> _SET TASK_: Return only the lines starting at the line that contains "What does this" and ending with the final line of the listing; include both endpoints.

#### EXERCISE INPUTS ####

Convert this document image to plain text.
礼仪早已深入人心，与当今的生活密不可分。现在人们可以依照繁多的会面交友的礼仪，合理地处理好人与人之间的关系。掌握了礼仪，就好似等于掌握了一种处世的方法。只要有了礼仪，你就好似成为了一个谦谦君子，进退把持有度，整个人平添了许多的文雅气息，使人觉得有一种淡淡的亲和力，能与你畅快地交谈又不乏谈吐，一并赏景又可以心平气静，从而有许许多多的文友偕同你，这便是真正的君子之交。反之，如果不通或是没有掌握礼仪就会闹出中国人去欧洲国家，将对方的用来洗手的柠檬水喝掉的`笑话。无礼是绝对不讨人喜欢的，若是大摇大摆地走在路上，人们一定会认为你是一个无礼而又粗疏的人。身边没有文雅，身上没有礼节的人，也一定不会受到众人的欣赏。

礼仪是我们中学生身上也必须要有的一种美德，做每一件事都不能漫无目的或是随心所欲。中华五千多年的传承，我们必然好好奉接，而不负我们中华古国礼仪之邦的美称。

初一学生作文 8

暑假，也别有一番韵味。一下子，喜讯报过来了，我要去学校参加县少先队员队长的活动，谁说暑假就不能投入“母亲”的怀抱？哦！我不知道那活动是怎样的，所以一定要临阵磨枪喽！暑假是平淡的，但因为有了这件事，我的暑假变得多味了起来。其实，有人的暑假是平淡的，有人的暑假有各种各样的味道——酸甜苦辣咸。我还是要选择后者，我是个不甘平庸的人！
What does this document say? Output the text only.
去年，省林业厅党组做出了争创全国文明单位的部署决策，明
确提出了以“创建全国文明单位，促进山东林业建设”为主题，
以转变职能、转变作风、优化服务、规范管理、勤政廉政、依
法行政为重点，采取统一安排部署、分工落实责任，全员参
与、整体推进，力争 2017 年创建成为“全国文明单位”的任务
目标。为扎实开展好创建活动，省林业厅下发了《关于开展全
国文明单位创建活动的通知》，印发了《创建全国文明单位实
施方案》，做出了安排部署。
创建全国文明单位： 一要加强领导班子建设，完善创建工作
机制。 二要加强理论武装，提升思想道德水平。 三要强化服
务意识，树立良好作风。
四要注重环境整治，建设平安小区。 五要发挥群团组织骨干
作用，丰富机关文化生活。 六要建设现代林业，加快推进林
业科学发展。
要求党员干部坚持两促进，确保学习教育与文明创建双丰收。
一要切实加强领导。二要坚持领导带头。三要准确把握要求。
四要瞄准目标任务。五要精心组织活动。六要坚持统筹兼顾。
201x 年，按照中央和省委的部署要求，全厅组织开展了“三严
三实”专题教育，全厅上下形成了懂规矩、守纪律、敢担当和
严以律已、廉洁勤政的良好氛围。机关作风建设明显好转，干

####

> _RESPONSE BELOW_:
What does this document say? Output the text only.
去年，省林业厅党组做出了争创全国文明单位的部署决策，明
确提出了以“创建全国文明单位，促进山东林业建设”为主题，
以转变职能、转变作风、优化服务、规范管理、勤政廉政、依
法行政为重点，采取统一安排部署、分工落实责任，全员参
与、整体推进，力争 2017 年创建成为“全国文明单位”的任务
目标。为扎实开展好创建活动，省林业厅下发了《关于开展全
国文明单位创建活动的通知》，印发了《创建全国文明单位实
施方案》，做出了安排部署。
创建全国文明单位： 一要加强领导班子建设，完善创建工作
机制。 二要加强理论武装，提升思想道德水平。 三要强化服
务意识，树立良好作风。
四要注重环境整治，建设平安小区。 五要发挥群团组织骨干
作用，丰富机关文化生活。 六要建设现代林业，加快推进林
业科学发展。
要求党员干部坚持两促进，确保学习教育与文明创建双丰收。
一要切实加强领导。二要坚持领导带头。三要准确把握要求。
四要瞄准目标任务。五要精心组织活动。六要坚持统筹兼顾。
201x 年，按照中央和省委的部署要求，全厅组织开展了“三严
三实”专题教育，全厅上下形成了懂规矩、守纪律、敢担当和
严以律已、廉洁勤政的良好氛围。机关作风建设明显好转，干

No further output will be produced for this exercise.